- Aim
All the data must come back unchanged, except that pictures are left out.

- Records for processing
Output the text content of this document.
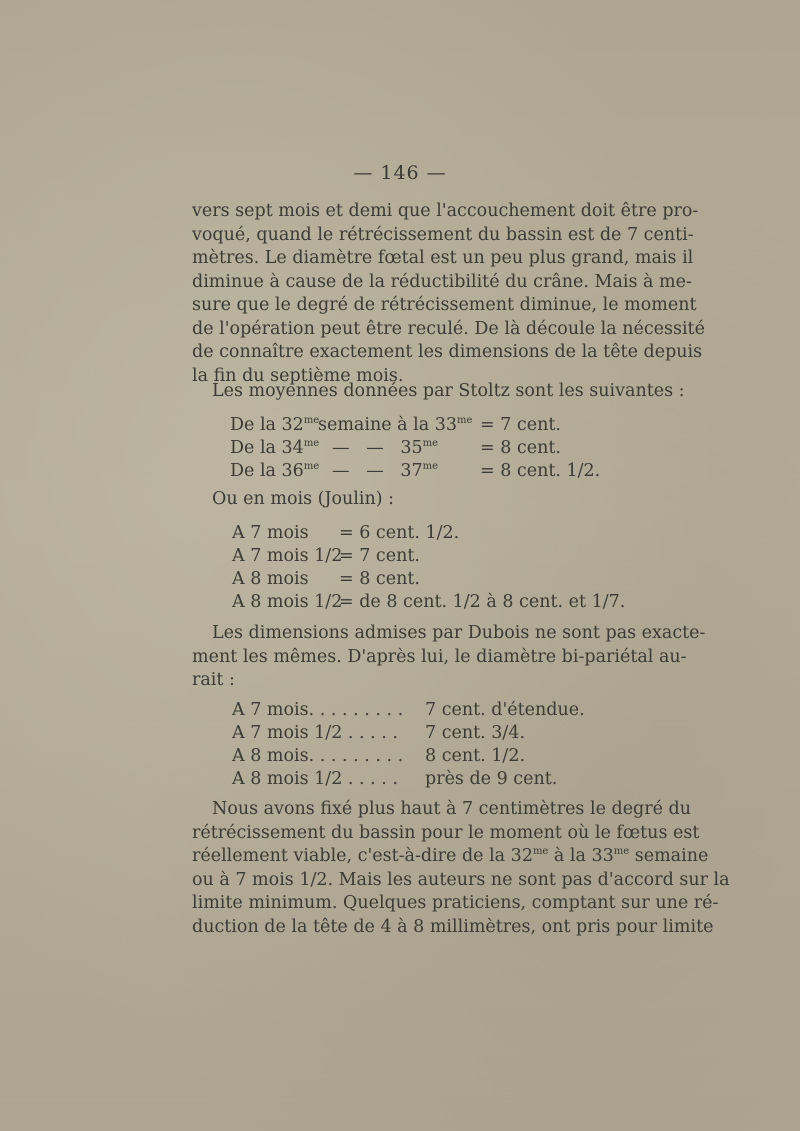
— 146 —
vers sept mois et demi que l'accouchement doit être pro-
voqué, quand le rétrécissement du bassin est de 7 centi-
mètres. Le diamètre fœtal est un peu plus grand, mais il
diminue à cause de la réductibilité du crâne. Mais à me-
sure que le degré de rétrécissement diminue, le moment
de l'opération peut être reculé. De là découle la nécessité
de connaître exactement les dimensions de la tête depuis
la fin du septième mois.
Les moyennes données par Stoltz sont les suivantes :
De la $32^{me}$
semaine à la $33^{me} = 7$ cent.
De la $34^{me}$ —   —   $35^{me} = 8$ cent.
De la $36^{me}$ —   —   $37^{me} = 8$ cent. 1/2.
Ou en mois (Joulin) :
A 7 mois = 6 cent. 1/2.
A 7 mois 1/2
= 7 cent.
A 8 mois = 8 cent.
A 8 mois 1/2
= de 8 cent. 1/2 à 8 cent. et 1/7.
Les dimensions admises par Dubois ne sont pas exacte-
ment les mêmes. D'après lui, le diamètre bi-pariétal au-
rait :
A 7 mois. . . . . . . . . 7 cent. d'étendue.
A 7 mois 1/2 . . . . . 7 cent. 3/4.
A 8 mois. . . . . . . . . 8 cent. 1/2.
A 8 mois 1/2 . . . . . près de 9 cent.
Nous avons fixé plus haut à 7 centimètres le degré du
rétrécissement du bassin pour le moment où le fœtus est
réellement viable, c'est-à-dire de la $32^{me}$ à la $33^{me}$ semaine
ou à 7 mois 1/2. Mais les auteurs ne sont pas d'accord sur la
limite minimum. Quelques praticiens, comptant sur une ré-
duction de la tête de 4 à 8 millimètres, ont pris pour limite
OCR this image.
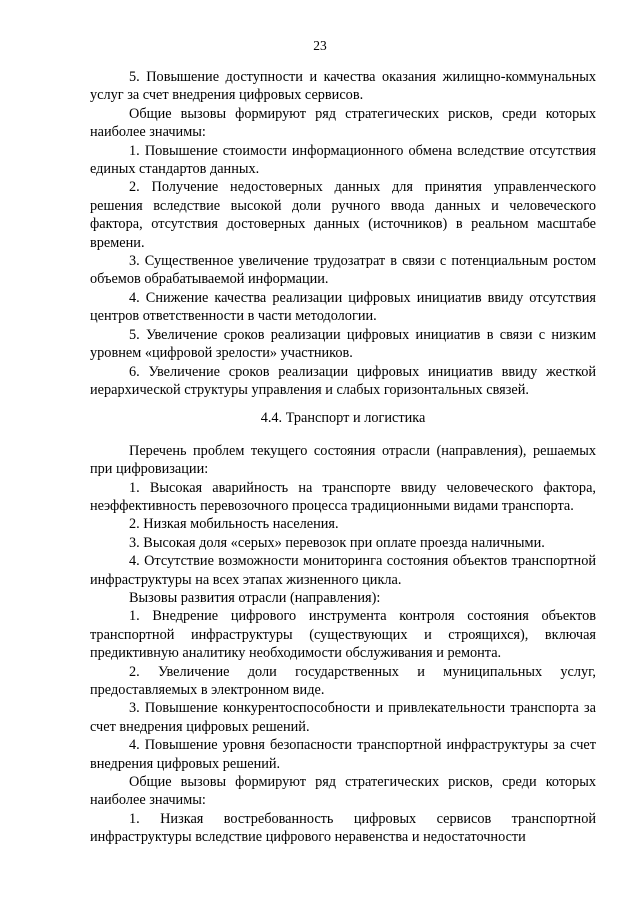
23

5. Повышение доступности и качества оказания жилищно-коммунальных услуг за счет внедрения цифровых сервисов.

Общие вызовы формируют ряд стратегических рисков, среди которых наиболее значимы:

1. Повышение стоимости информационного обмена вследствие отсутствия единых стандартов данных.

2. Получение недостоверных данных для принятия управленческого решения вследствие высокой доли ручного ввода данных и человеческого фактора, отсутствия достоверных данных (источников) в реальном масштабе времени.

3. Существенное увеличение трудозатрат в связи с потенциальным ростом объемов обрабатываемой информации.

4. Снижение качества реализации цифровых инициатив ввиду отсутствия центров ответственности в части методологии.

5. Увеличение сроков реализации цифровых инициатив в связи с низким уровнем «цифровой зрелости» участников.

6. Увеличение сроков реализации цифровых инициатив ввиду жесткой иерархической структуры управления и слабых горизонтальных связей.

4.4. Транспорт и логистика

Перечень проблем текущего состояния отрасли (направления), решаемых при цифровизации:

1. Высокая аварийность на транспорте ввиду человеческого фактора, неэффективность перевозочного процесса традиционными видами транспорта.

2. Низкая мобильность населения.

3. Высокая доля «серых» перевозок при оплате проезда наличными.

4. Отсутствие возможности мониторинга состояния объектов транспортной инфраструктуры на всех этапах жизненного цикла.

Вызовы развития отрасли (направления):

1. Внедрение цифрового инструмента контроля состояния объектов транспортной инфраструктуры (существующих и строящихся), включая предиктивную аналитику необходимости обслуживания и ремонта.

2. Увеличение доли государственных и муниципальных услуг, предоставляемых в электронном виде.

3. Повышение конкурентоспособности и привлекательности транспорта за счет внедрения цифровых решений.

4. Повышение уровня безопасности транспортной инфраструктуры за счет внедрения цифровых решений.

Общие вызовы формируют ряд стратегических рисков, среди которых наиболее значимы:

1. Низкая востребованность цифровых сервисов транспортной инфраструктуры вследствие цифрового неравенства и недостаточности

- Answer for the task
Output the text content of this document.
— 146 —
vers sept mois et demi que l'accouchement doit être pro-
voqué, quand le rétrécissement du bassin est de 7 centi-
mètres. Le diamètre fœtal est un peu plus grand, mais il
diminue à cause de la réductibilité du crâne. Mais à me-
sure que le degré de rétrécissement diminue, le moment
de l'opération peut être reculé. De là découle la nécessité
de connaître exactement les dimensions de la tête depuis
la fin du septième mois.
Les moyennes données par Stoltz sont les suivantes :
De la $32^{me}$
semaine à la $33^{me} = 7$ cent.
De la $34^{me}$ —   —   $35^{me} = 8$ cent.
De la $36^{me}$ —   —   $37^{me} = 8$ cent. 1/2.
Ou en mois (Joulin) :
A 7 mois = 6 cent. 1/2.
A 7 mois 1/2
= 7 cent.
A 8 mois = 8 cent.
A 8 mois 1/2
= de 8 cent. 1/2 à 8 cent. et 1/7.
Les dimensions admises par Dubois ne sont pas exacte-
ment les mêmes. D'après lui, le diamètre bi-pariétal au-
rait :
A 7 mois. . . . . . . . . 7 cent. d'étendue.
A 7 mois 1/2 . . . . . 7 cent. 3/4.
A 8 mois. . . . . . . . . 8 cent. 1/2.
A 8 mois 1/2 . . . . . près de 9 cent.
Nous avons fixé plus haut à 7 centimètres le degré du
rétrécissement du bassin pour le moment où le fœtus est
réellement viable, c'est-à-dire de la $32^{me}$ à la $33^{me}$ semaine
ou à 7 mois 1/2. Mais les auteurs ne sont pas d'accord sur la
limite minimum. Quelques praticiens, comptant sur une ré-
duction de la tête de 4 à 8 millimètres, ont pris pour limite
OCR this image.
23

5. Повышение доступности и качества оказания жилищно-коммунальных услуг за счет внедрения цифровых сервисов.

Общие вызовы формируют ряд стратегических рисков, среди которых наиболее значимы:

1. Повышение стоимости информационного обмена вследствие отсутствия единых стандартов данных.

2. Получение недостоверных данных для принятия управленческого решения вследствие высокой доли ручного ввода данных и человеческого фактора, отсутствия достоверных данных (источников) в реальном масштабе времени.

3. Существенное увеличение трудозатрат в связи с потенциальным ростом объемов обрабатываемой информации.

4. Снижение качества реализации цифровых инициатив ввиду отсутствия центров ответственности в части методологии.

5. Увеличение сроков реализации цифровых инициатив в связи с низким уровнем «цифровой зрелости» участников.

6. Увеличение сроков реализации цифровых инициатив ввиду жесткой иерархической структуры управления и слабых горизонтальных связей.

4.4. Транспорт и логистика

Перечень проблем текущего состояния отрасли (направления), решаемых при цифровизации:

1. Высокая аварийность на транспорте ввиду человеческого фактора, неэффективность перевозочного процесса традиционными видами транспорта.

2. Низкая мобильность населения.

3. Высокая доля «серых» перевозок при оплате проезда наличными.

4. Отсутствие возможности мониторинга состояния объектов транспортной инфраструктуры на всех этапах жизненного цикла.

Вызовы развития отрасли (направления):

1. Внедрение цифрового инструмента контроля состояния объектов транспортной инфраструктуры (существующих и строящихся), включая предиктивную аналитику необходимости обслуживания и ремонта.

2. Увеличение доли государственных и муниципальных услуг, предоставляемых в электронном виде.

3. Повышение конкурентоспособности и привлекательности транспорта за счет внедрения цифровых решений.

4. Повышение уровня безопасности транспортной инфраструктуры за счет внедрения цифровых решений.

Общие вызовы формируют ряд стратегических рисков, среди которых наиболее значимы:

1. Низкая востребованность цифровых сервисов транспортной инфраструктуры вследствие цифрового неравенства и недостаточности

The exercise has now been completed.